** begin Data shown **

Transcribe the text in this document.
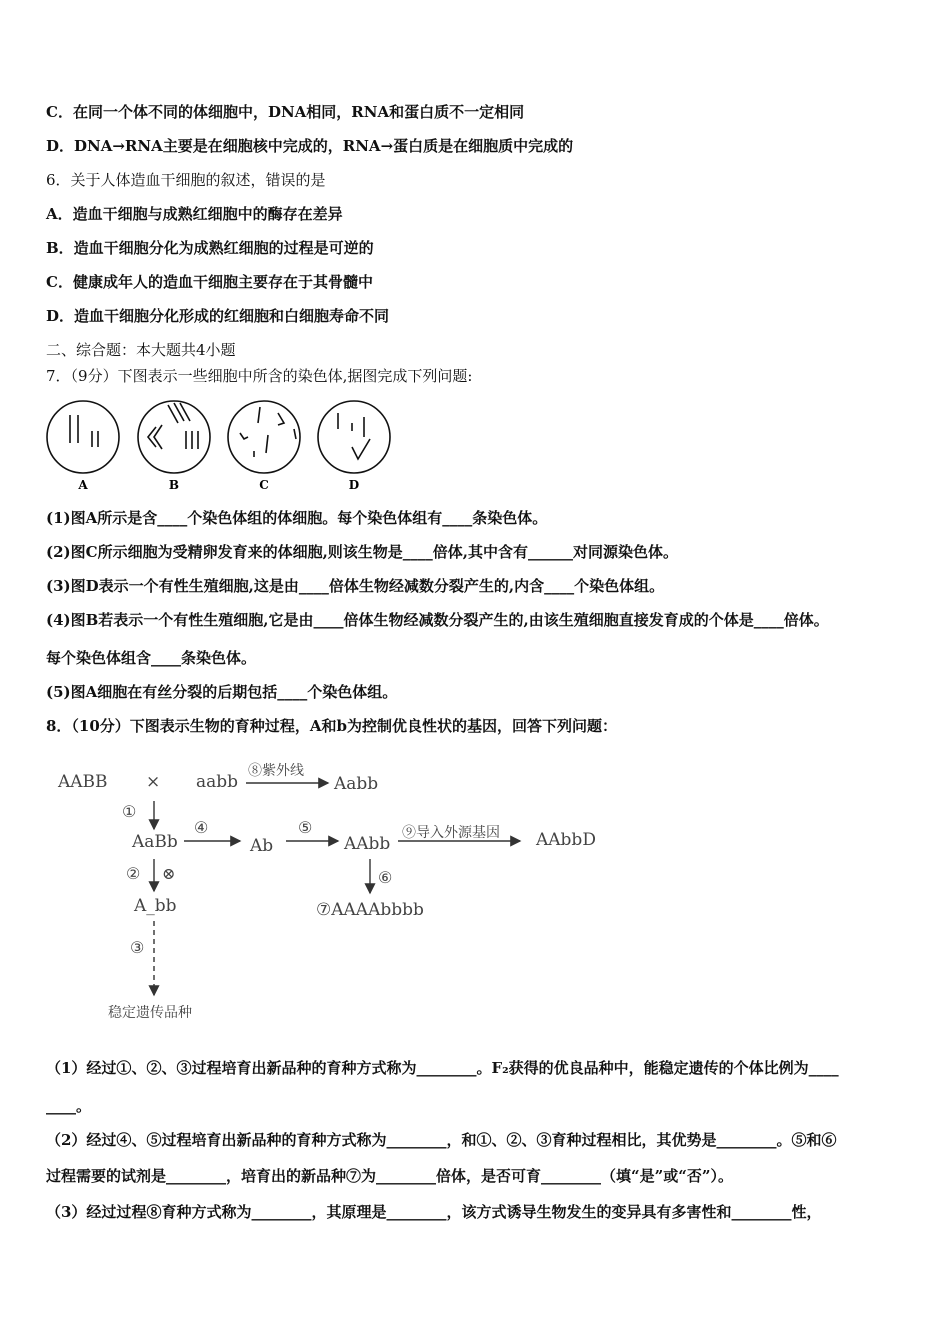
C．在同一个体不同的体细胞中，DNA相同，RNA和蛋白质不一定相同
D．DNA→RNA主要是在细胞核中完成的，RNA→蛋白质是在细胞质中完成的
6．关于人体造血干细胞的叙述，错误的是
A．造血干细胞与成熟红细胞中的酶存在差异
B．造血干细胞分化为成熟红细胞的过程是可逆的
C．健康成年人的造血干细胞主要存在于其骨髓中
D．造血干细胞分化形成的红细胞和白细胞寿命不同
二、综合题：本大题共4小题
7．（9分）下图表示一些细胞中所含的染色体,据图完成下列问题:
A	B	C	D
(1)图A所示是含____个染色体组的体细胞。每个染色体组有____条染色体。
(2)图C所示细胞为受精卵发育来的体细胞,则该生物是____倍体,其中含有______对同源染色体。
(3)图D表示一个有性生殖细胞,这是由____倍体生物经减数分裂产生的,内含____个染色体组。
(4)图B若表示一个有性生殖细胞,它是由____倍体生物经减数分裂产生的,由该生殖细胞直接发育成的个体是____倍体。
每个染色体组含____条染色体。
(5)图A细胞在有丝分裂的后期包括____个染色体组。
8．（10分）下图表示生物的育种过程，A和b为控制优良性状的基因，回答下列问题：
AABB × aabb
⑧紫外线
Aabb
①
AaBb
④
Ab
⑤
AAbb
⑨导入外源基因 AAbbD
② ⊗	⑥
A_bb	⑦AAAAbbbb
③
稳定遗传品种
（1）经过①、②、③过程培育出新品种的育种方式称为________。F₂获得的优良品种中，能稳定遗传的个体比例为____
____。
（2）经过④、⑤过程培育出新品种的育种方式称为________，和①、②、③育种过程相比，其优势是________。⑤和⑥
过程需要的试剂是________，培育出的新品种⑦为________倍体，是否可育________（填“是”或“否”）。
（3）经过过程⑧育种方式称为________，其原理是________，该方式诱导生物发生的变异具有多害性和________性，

** end Data shown **
** begin Data shown **

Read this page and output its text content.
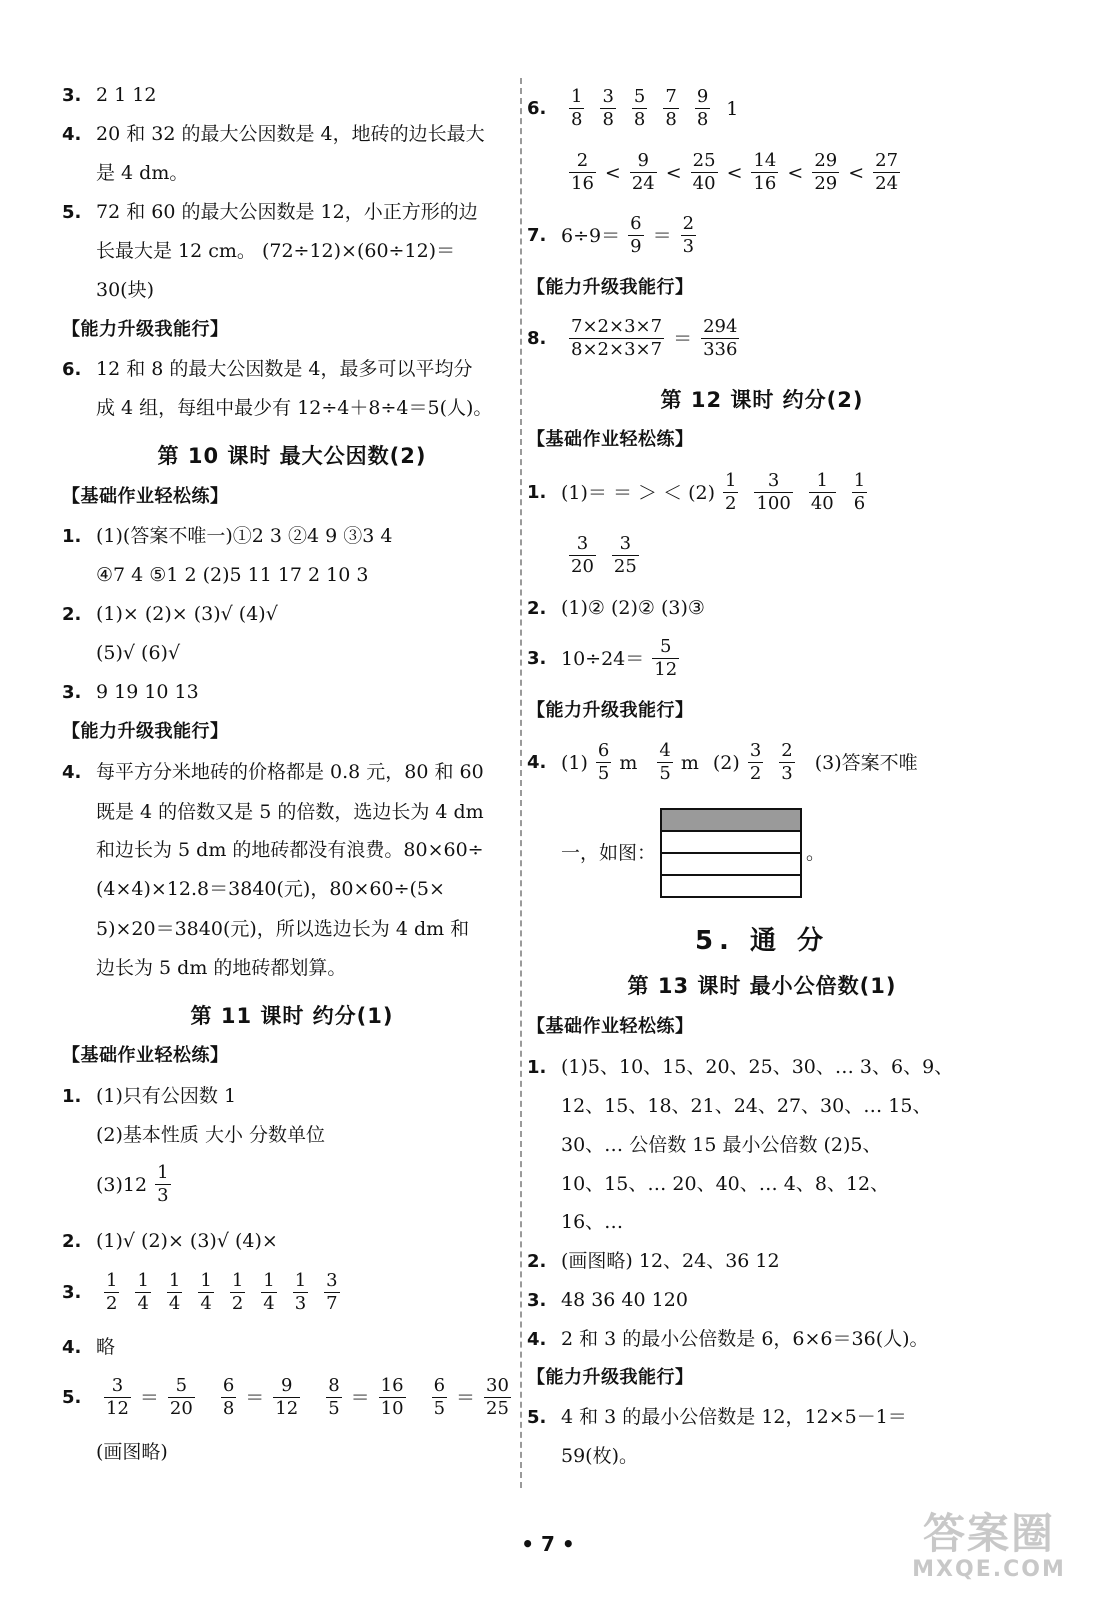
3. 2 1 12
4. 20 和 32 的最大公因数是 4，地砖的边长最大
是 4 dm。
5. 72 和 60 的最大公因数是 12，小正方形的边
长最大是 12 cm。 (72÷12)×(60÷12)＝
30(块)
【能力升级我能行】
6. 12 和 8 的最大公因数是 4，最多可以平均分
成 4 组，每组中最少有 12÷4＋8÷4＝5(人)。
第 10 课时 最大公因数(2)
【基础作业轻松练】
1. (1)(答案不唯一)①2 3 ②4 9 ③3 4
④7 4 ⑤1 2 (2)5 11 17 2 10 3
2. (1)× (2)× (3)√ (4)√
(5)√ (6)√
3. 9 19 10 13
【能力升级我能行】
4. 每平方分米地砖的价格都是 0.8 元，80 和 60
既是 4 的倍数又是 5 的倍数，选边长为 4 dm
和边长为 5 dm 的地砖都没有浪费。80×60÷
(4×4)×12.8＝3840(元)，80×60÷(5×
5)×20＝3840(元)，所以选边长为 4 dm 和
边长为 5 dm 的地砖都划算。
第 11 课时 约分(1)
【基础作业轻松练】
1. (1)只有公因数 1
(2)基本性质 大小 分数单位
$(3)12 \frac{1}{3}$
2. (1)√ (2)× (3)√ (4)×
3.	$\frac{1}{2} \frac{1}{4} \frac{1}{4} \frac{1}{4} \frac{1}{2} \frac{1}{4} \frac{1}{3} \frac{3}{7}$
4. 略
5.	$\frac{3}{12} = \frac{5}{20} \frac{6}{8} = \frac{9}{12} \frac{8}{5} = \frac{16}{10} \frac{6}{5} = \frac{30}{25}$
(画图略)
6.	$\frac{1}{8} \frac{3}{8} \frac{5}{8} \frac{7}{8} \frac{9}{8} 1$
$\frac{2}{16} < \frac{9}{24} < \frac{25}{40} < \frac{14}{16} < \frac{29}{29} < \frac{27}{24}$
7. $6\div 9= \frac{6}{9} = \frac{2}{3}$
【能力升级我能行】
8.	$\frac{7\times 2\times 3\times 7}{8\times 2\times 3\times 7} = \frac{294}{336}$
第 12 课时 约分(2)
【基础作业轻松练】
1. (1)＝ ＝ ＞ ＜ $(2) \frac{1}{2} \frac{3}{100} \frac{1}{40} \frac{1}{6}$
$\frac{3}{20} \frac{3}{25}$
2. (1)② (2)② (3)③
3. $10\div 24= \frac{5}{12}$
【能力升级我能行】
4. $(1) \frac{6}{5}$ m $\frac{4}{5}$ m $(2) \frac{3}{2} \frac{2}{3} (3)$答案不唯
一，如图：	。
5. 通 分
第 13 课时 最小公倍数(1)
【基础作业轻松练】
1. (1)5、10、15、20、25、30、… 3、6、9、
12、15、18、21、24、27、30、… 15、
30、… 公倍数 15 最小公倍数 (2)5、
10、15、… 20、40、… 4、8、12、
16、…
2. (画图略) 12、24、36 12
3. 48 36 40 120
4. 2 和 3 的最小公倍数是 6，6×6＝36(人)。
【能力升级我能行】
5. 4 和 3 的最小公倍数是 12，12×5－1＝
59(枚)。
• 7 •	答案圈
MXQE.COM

** end Data shown **
** begin Data shown **

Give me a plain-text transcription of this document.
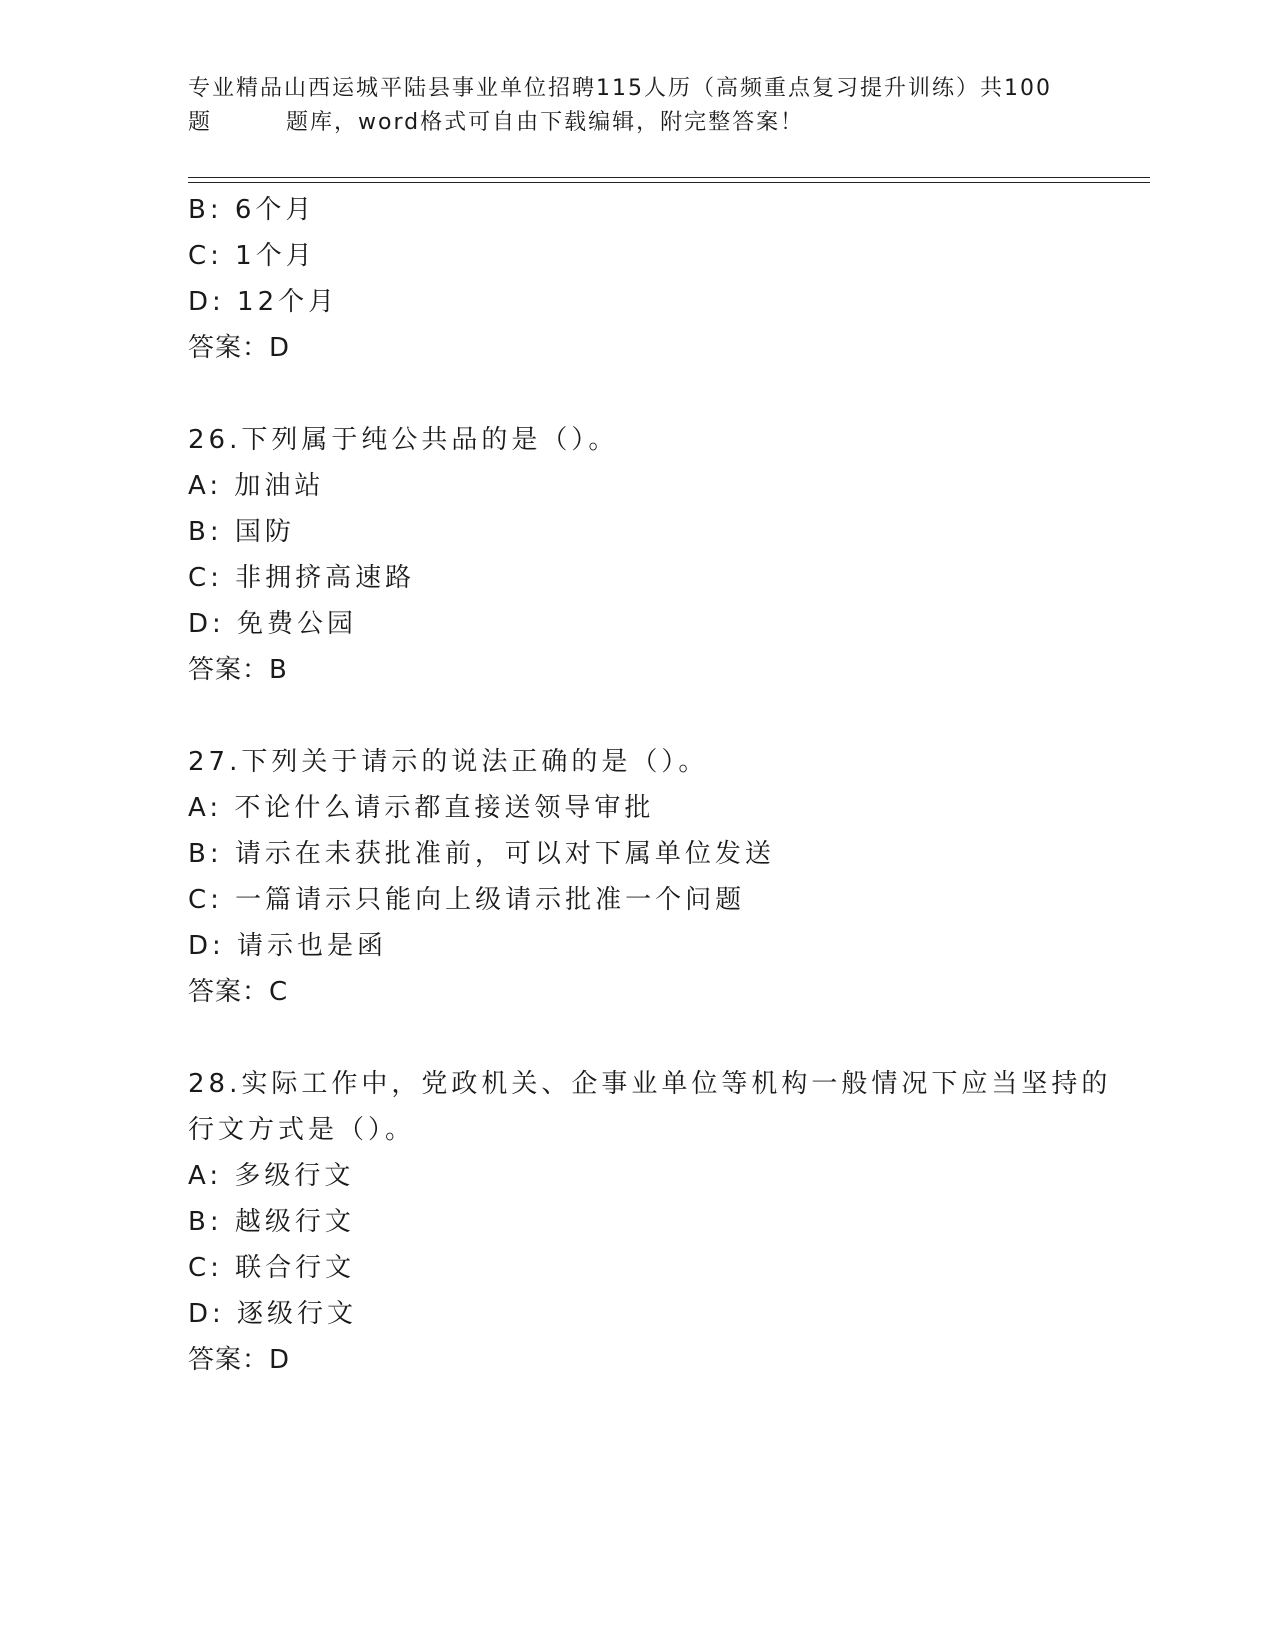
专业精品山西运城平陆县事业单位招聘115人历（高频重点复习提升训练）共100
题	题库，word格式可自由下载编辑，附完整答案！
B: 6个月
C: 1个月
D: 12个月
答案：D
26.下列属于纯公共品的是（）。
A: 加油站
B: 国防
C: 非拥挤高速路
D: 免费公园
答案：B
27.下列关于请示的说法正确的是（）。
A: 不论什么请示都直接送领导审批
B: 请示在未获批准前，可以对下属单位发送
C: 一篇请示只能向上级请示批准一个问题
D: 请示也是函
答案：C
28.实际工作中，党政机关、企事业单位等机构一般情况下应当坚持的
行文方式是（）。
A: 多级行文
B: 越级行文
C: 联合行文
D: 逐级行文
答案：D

** end Data shown **

• **Instructions to follow**
Count every line in the data that contains the word "的最大公因数是", then give that count and nothing else.

• **Task answer**
3